═════ MATERIAL

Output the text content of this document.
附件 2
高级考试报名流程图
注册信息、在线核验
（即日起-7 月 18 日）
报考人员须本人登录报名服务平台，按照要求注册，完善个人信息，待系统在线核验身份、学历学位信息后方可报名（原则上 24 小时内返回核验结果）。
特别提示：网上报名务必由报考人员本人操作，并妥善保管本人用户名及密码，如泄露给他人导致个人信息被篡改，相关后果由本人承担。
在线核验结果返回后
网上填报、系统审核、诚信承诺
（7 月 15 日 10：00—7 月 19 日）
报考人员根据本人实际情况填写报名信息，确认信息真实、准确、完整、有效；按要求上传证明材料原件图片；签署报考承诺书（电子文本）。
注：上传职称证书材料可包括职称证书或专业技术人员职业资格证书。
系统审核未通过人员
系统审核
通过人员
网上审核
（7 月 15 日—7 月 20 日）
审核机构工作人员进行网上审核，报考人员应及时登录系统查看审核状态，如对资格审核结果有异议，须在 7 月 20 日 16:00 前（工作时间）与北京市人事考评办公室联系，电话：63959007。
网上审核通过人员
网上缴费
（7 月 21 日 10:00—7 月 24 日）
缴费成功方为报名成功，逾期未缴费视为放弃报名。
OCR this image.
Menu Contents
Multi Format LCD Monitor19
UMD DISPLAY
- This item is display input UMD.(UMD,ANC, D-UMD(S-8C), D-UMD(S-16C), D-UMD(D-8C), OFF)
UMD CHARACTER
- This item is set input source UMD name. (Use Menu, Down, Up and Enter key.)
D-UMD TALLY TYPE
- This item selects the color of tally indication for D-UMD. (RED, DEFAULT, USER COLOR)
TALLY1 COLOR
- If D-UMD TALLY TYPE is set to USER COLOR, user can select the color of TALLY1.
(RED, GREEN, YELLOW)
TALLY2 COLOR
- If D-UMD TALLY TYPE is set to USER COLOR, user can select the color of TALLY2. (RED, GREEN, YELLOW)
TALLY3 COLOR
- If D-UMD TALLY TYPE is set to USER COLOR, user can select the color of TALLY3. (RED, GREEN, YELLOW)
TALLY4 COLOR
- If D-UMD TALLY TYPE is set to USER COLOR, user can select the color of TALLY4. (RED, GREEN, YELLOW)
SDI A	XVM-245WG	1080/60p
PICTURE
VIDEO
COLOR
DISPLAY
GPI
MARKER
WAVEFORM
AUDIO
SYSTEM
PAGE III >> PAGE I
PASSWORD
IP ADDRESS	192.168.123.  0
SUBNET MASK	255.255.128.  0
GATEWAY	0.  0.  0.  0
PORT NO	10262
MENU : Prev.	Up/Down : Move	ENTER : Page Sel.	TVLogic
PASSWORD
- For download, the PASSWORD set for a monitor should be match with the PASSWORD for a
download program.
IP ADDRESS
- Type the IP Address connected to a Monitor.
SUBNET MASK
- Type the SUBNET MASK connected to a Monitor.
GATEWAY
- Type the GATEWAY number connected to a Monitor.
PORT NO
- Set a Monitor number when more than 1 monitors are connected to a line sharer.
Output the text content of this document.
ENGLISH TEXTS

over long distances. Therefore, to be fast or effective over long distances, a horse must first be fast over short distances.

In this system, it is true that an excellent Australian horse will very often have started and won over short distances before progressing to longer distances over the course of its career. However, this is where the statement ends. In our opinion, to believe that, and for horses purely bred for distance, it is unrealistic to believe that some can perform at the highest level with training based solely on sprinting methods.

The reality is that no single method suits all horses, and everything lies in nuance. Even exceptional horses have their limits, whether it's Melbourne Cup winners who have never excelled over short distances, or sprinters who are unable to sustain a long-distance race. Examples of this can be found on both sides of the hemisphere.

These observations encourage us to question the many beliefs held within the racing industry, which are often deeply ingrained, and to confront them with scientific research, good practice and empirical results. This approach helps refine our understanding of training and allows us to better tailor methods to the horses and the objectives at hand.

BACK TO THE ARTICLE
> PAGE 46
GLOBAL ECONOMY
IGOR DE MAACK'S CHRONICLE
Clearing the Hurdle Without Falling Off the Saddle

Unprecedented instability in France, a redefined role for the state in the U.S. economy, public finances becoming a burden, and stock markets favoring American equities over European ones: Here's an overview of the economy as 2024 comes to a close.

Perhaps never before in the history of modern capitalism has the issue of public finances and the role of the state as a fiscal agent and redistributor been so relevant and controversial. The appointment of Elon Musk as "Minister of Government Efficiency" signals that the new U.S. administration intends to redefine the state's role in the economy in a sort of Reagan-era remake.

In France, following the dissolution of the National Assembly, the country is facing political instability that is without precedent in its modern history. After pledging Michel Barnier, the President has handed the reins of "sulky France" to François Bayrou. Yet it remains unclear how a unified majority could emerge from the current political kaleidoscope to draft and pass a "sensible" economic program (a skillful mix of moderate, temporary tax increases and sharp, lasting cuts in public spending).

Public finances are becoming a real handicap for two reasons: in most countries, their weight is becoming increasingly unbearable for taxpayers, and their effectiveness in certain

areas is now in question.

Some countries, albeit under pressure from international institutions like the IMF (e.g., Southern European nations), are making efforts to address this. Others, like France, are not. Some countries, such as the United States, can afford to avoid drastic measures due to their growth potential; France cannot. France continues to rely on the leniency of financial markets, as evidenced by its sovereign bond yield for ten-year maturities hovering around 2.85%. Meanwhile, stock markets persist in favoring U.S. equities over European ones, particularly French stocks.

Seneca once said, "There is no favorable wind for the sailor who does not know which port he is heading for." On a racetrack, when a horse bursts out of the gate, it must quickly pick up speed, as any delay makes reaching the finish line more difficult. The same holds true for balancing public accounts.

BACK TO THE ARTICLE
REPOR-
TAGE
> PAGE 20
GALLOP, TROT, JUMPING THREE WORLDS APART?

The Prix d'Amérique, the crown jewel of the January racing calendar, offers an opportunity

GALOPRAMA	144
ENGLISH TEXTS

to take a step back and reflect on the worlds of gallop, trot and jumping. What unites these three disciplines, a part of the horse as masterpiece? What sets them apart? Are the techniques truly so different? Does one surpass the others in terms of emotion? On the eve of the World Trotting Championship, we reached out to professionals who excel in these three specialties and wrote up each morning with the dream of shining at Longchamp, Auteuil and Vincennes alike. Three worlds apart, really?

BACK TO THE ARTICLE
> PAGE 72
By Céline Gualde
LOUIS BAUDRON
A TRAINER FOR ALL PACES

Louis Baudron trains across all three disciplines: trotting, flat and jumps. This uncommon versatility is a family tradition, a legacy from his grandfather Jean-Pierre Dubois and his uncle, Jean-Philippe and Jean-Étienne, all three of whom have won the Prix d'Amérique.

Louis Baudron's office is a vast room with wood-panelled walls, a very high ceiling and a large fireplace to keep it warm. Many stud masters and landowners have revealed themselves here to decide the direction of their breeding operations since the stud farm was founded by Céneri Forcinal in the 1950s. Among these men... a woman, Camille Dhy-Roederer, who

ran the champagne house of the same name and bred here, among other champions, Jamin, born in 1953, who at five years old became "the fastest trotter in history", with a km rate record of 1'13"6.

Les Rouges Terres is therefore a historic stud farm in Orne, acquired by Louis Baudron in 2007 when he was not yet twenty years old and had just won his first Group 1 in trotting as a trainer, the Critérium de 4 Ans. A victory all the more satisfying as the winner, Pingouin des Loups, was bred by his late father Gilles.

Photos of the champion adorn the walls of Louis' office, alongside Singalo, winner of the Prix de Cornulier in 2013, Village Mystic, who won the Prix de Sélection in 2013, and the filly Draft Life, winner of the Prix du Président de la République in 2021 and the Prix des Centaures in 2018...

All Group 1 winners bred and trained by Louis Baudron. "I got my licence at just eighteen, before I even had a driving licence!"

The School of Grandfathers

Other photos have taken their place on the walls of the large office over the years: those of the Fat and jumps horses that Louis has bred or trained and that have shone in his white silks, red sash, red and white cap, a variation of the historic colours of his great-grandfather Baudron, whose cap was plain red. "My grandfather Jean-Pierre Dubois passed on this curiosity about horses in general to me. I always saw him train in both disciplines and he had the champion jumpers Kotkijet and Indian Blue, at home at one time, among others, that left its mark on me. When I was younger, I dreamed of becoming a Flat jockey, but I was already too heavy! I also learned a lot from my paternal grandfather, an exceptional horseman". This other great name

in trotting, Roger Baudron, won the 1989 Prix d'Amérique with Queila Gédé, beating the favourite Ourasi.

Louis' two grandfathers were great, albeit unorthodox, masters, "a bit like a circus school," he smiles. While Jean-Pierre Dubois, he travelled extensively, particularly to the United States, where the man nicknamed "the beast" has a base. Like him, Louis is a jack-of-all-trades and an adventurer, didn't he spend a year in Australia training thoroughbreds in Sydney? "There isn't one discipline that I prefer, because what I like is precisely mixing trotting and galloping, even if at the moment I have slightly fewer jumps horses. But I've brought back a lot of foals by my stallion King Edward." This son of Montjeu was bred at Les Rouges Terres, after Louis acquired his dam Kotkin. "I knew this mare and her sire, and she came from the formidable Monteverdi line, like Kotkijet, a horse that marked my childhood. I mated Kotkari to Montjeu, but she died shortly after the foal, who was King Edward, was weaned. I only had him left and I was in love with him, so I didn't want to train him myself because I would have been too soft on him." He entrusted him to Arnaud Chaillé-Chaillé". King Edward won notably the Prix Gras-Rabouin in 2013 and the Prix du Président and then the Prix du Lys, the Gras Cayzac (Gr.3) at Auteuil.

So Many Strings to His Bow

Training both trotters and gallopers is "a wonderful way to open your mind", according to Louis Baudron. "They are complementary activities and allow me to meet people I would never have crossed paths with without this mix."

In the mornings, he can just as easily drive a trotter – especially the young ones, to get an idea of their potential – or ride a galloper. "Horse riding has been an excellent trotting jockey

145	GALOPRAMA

══════════

WHAT YOU HAVE TO DO => Looking at the listing above, count the lines that contain "GATEWAY" and give nothing but the number.

EXERCISE RESULT => 3